Task instructions:
Return every record below exactly as written, omitting any pictures.

Listing:

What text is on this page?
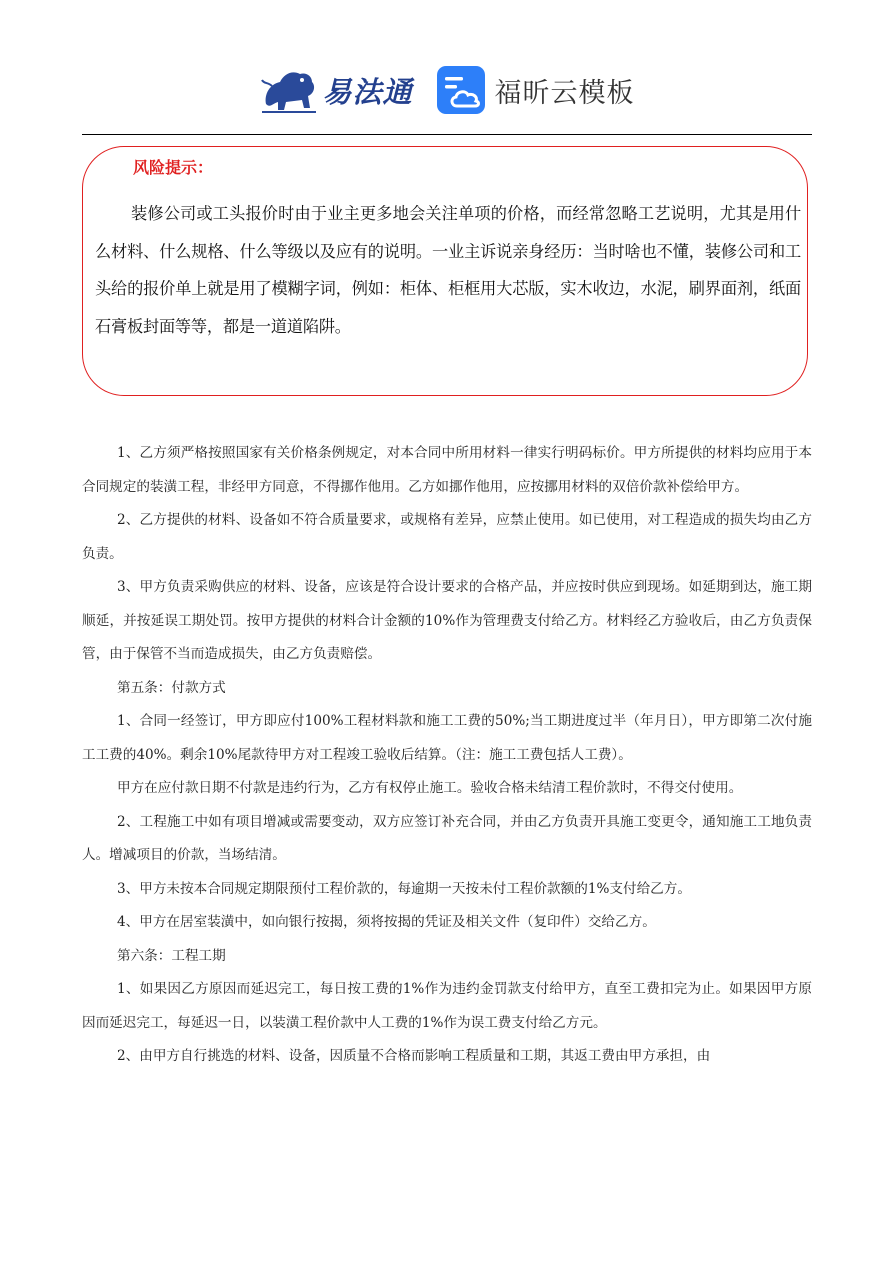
易法通	福昕云模板
风险提示：
装修公司或工头报价时由于业主更多地会关注单项的价格，而经常忽略工艺说明，尤其是用什么材料、什么规格、什么等级以及应有的说明。一业主诉说亲身经历：当时啥也不懂，装修公司和工头给的报价单上就是用了模糊字词，例如：柜体、柜框用大芯版，实木收边，水泥，刷界面剂，纸面石膏板封面等等，都是一道道陷阱。

1、乙方须严格按照国家有关价格条例规定，对本合同中所用材料一律实行明码标价。甲方所提供的材料均应用于本合同规定的装潢工程，非经甲方同意，不得挪作他用。乙方如挪作他用，应按挪用材料的双倍价款补偿给甲方。

2、乙方提供的材料、设备如不符合质量要求，或规格有差异，应禁止使用。如已使用，对工程造成的损失均由乙方负责。

3、甲方负责采购供应的材料、设备，应该是符合设计要求的合格产品，并应按时供应到现场。如延期到达，施工期顺延，并按延误工期处罚。按甲方提供的材料合计金额的10%作为管理费支付给乙方。材料经乙方验收后，由乙方负责保管，由于保管不当而造成损失，由乙方负责赔偿。

第五条：付款方式

1、合同一经签订，甲方即应付100%工程材料款和施工工费的50%;当工期进度过半（年月日），甲方即第二次付施工工费的40%。剩余10%尾款待甲方对工程竣工验收后结算。（注：施工工费包括人工费）。

甲方在应付款日期不付款是违约行为，乙方有权停止施工。验收合格未结清工程价款时，不得交付使用。

2、工程施工中如有项目增减或需要变动，双方应签订补充合同，并由乙方负责开具施工变更令，通知施工工地负责人。增减项目的价款，当场结清。

3、甲方未按本合同规定期限预付工程价款的，每逾期一天按未付工程价款额的1%支付给乙方。

4、甲方在居室装潢中，如向银行按揭，须将按揭的凭证及相关文件（复印件）交给乙方。

第六条：工程工期

1、如果因乙方原因而延迟完工，每日按工费的1%作为违约金罚款支付给甲方，直至工费扣完为止。如果因甲方原因而延迟完工，每延迟一日，以装潢工程价款中人工费的1%作为误工费支付给乙方元。

2、由甲方自行挑选的材料、设备，因质量不合格而影响工程质量和工期，其返工费由甲方承担，由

Result for this exercise:
What text is on this page?
易法通	福昕云模板
风险提示：
装修公司或工头报价时由于业主更多地会关注单项的价格，而经常忽略工艺说明，尤其是用什么材料、什么规格、什么等级以及应有的说明。一业主诉说亲身经历：当时啥也不懂，装修公司和工头给的报价单上就是用了模糊字词，例如：柜体、柜框用大芯版，实木收边，水泥，刷界面剂，纸面石膏板封面等等，都是一道道陷阱。

1、乙方须严格按照国家有关价格条例规定，对本合同中所用材料一律实行明码标价。甲方所提供的材料均应用于本合同规定的装潢工程，非经甲方同意，不得挪作他用。乙方如挪作他用，应按挪用材料的双倍价款补偿给甲方。

2、乙方提供的材料、设备如不符合质量要求，或规格有差异，应禁止使用。如已使用，对工程造成的损失均由乙方负责。

3、甲方负责采购供应的材料、设备，应该是符合设计要求的合格产品，并应按时供应到现场。如延期到达，施工期顺延，并按延误工期处罚。按甲方提供的材料合计金额的10%作为管理费支付给乙方。材料经乙方验收后，由乙方负责保管，由于保管不当而造成损失，由乙方负责赔偿。

第五条：付款方式

1、合同一经签订，甲方即应付100%工程材料款和施工工费的50%;当工期进度过半（年月日），甲方即第二次付施工工费的40%。剩余10%尾款待甲方对工程竣工验收后结算。（注：施工工费包括人工费）。

甲方在应付款日期不付款是违约行为，乙方有权停止施工。验收合格未结清工程价款时，不得交付使用。

2、工程施工中如有项目增减或需要变动，双方应签订补充合同，并由乙方负责开具施工变更令，通知施工工地负责人。增减项目的价款，当场结清。

3、甲方未按本合同规定期限预付工程价款的，每逾期一天按未付工程价款额的1%支付给乙方。

4、甲方在居室装潢中，如向银行按揭，须将按揭的凭证及相关文件（复印件）交给乙方。

第六条：工程工期

1、如果因乙方原因而延迟完工，每日按工费的1%作为违约金罚款支付给甲方，直至工费扣完为止。如果因甲方原因而延迟完工，每延迟一日，以装潢工程价款中人工费的1%作为误工费支付给乙方元。

2、由甲方自行挑选的材料、设备，因质量不合格而影响工程质量和工期，其返工费由甲方承担，由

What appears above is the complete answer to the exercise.